• _WHAT THE TASK REQUIRES_:
Take the line containing "Output a JSON" and every line after it to the end of the records, and copy them exactly, excluding pictures.
▬▬▬▬▬▬
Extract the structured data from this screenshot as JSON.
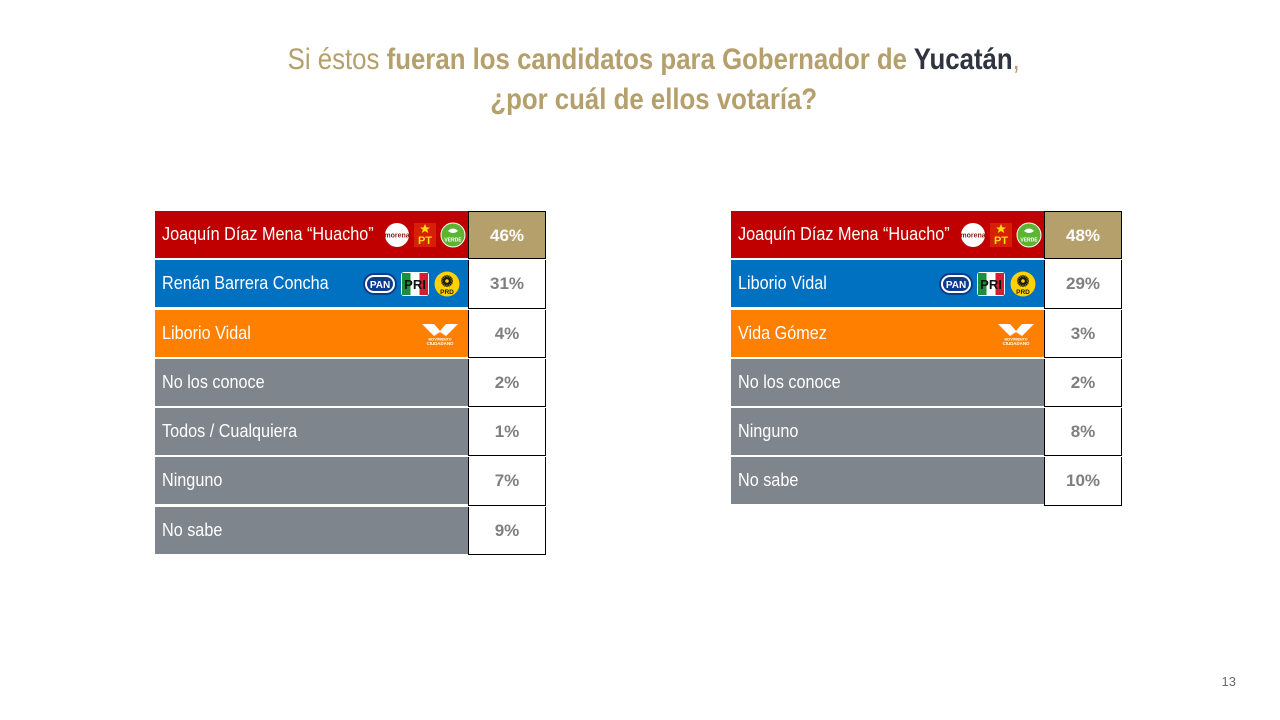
{
  "title": {
    "part1": "Si éstos ",
    "part2": "fueran los candidatos para Gobernador de ",
    "part3": "Yucatán",
    "part4": ",",
    "line2": "¿por cuál de ellos votaría?"
  },
  "colors": {
    "gold": "#b59f6b",
    "dark_text": "#2f3440",
    "morena_red": "#c00000",
    "pan_blue": "#0070c0",
    "mc_orange": "#ff7f00",
    "other_gray": "#7f858c",
    "value_text": "#7f7f7f"
  },
  "logos": {
    "morena": "morena",
    "pt": "PT",
    "pvem": "VERDE",
    "pan": "PAN",
    "pri": "PRI",
    "prd": "PRD",
    "mc_top": "MOVIMIENTO",
    "mc_bottom": "CIUDADANO"
  },
  "chart_data": [
    {
      "type": "table",
      "rows": [
        {
          "label": "Joaquín Díaz Mena “Huacho”",
          "value": "46%",
          "party": "morena",
          "logos": [
            "morena-logo",
            "pt-logo",
            "pvem-logo"
          ],
          "highlight": true
        },
        {
          "label": "Renán Barrera Concha",
          "value": "31%",
          "party": "pan",
          "logos": [
            "pan-logo",
            "pri-logo",
            "prd-logo"
          ],
          "highlight": false
        },
        {
          "label": "Liborio Vidal",
          "value": "4%",
          "party": "mc",
          "logos": [
            "mc-logo"
          ],
          "highlight": false
        },
        {
          "label": "No los conoce",
          "value": "2%",
          "party": "other",
          "logos": [],
          "highlight": false
        },
        {
          "label": "Todos / Cualquiera",
          "value": "1%",
          "party": "other",
          "logos": [],
          "highlight": false
        },
        {
          "label": "Ninguno",
          "value": "7%",
          "party": "other",
          "logos": [],
          "highlight": false
        },
        {
          "label": "No sabe",
          "value": "9%",
          "party": "other",
          "logos": [],
          "highlight": false
        }
      ]
    },
    {
      "type": "table",
      "rows": [
        {
          "label": "Joaquín Díaz Mena “Huacho”",
          "value": "48%",
          "party": "morena",
          "logos": [
            "morena-logo",
            "pt-logo",
            "pvem-logo"
          ],
          "highlight": true
        },
        {
          "label": "Liborio Vidal",
          "value": "29%",
          "party": "pan",
          "logos": [
            "pan-logo",
            "pri-logo",
            "prd-logo"
          ],
          "highlight": false
        },
        {
          "label": "Vida Gómez",
          "value": "3%",
          "party": "mc",
          "logos": [
            "mc-logo"
          ],
          "highlight": false
        },
        {
          "label": "No los conoce",
          "value": "2%",
          "party": "other",
          "logos": [],
          "highlight": false
        },
        {
          "label": "Ninguno",
          "value": "8%",
          "party": "other",
          "logos": [],
          "highlight": false
        },
        {
          "label": "No sabe",
          "value": "10%",
          "party": "other",
          "logos": [],
          "highlight": false
        }
      ]
    }
  ],
  "page_number": "13"
}
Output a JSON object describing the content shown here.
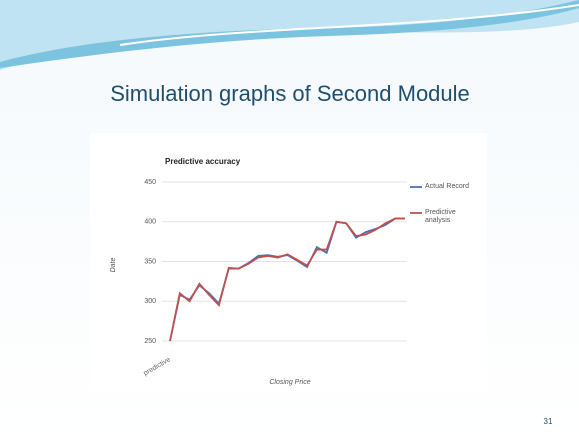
{
  "slide": {
    "title": "Simulation graphs of Second Module",
    "page_number": "31"
  },
  "chart_data": {
    "type": "line",
    "title": "Predictive accuracy",
    "x_label": "Closing Price",
    "y_label": "Date",
    "categories": [
      "predictive",
      null,
      null,
      null,
      null,
      null,
      null,
      null,
      null,
      null,
      null,
      null,
      null,
      null,
      null,
      null,
      null,
      null,
      null,
      null,
      null,
      null,
      null,
      null,
      null
    ],
    "series": [
      {
        "name": "Actual Record",
        "color": "#4a72b8",
        "values": [
          250,
          308,
          302,
          320,
          310,
          297,
          341,
          341,
          348,
          357,
          358,
          356,
          358,
          351,
          343,
          368,
          361,
          400,
          398,
          380,
          387,
          391,
          396,
          404,
          404
        ]
      },
      {
        "name": "Predictive analysis",
        "color": "#c0504d",
        "values": [
          250,
          310,
          300,
          322,
          308,
          295,
          342,
          341,
          347,
          355,
          357,
          355,
          359,
          352,
          345,
          365,
          365,
          400,
          398,
          382,
          384,
          390,
          398,
          404,
          404
        ]
      }
    ],
    "ylim": [
      250,
      450
    ],
    "yticks": [
      250,
      300,
      350,
      400,
      450
    ],
    "grid": true,
    "legend": "right"
  }
}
▬▬▬▬▬▬
• _EXPECTED OUTPUT_:
Output a JSON object describing the content shown here.
{
  "slide": {
    "title": "Simulation graphs of Second Module",
    "page_number": "31"
  },
  "chart_data": {
    "type": "line",
    "title": "Predictive accuracy",
    "x_label": "Closing Price",
    "y_label": "Date",
    "categories": [
      "predictive",
      null,
      null,
      null,
      null,
      null,
      null,
      null,
      null,
      null,
      null,
      null,
      null,
      null,
      null,
      null,
      null,
      null,
      null,
      null,
      null,
      null,
      null,
      null,
      null
    ],
    "series": [
      {
        "name": "Actual Record",
        "color": "#4a72b8",
        "values": [
          250,
          308,
          302,
          320,
          310,
          297,
          341,
          341,
          348,
          357,
          358,
          356,
          358,
          351,
          343,
          368,
          361,
          400,
          398,
          380,
          387,
          391,
          396,
          404,
          404
        ]
      },
      {
        "name": "Predictive analysis",
        "color": "#c0504d",
        "values": [
          250,
          310,
          300,
          322,
          308,
          295,
          342,
          341,
          347,
          355,
          357,
          355,
          359,
          352,
          345,
          365,
          365,
          400,
          398,
          382,
          384,
          390,
          398,
          404,
          404
        ]
      }
    ],
    "ylim": [
      250,
      450
    ],
    "yticks": [
      250,
      300,
      350,
      400,
      450
    ],
    "grid": true,
    "legend": "right"
  }
}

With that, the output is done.